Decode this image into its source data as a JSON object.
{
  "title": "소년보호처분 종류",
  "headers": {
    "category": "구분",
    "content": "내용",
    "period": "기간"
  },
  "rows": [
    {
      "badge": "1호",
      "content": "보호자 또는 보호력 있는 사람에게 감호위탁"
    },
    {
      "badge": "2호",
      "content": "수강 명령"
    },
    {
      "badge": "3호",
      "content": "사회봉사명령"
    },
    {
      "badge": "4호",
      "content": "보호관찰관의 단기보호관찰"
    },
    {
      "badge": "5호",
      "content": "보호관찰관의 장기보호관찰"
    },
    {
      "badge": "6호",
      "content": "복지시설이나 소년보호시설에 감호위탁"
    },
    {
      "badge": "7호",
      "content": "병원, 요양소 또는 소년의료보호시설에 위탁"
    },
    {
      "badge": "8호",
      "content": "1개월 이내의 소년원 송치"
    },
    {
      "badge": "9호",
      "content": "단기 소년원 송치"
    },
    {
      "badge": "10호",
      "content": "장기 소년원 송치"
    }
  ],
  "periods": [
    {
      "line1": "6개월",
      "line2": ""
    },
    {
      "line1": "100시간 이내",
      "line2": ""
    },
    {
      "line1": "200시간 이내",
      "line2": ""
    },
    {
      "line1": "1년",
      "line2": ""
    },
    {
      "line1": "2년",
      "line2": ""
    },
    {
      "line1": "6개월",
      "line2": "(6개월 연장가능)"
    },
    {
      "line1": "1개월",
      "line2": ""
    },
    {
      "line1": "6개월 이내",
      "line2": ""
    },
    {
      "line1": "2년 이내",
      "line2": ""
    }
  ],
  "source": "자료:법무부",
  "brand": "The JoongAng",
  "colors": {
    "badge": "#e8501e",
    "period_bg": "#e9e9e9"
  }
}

• Work to be completed
Transcribe the whole listing exactly.

• Solved exercise
Decode this image into its source data as a JSON object.
{
  "title": "소년보호처분 종류",
  "headers": {
    "category": "구분",
    "content": "내용",
    "period": "기간"
  },
  "rows": [
    {
      "badge": "1호",
      "content": "보호자 또는 보호력 있는 사람에게 감호위탁"
    },
    {
      "badge": "2호",
      "content": "수강 명령"
    },
    {
      "badge": "3호",
      "content": "사회봉사명령"
    },
    {
      "badge": "4호",
      "content": "보호관찰관의 단기보호관찰"
    },
    {
      "badge": "5호",
      "content": "보호관찰관의 장기보호관찰"
    },
    {
      "badge": "6호",
      "content": "복지시설이나 소년보호시설에 감호위탁"
    },
    {
      "badge": "7호",
      "content": "병원, 요양소 또는 소년의료보호시설에 위탁"
    },
    {
      "badge": "8호",
      "content": "1개월 이내의 소년원 송치"
    },
    {
      "badge": "9호",
      "content": "단기 소년원 송치"
    },
    {
      "badge": "10호",
      "content": "장기 소년원 송치"
    }
  ],
  "periods": [
    {
      "line1": "6개월",
      "line2": ""
    },
    {
      "line1": "100시간 이내",
      "line2": ""
    },
    {
      "line1": "200시간 이내",
      "line2": ""
    },
    {
      "line1": "1년",
      "line2": ""
    },
    {
      "line1": "2년",
      "line2": ""
    },
    {
      "line1": "6개월",
      "line2": "(6개월 연장가능)"
    },
    {
      "line1": "1개월",
      "line2": ""
    },
    {
      "line1": "6개월 이내",
      "line2": ""
    },
    {
      "line1": "2년 이내",
      "line2": ""
    }
  ],
  "source": "자료:법무부",
  "brand": "The JoongAng",
  "colors": {
    "badge": "#e8501e",
    "period_bg": "#e9e9e9"
  }
}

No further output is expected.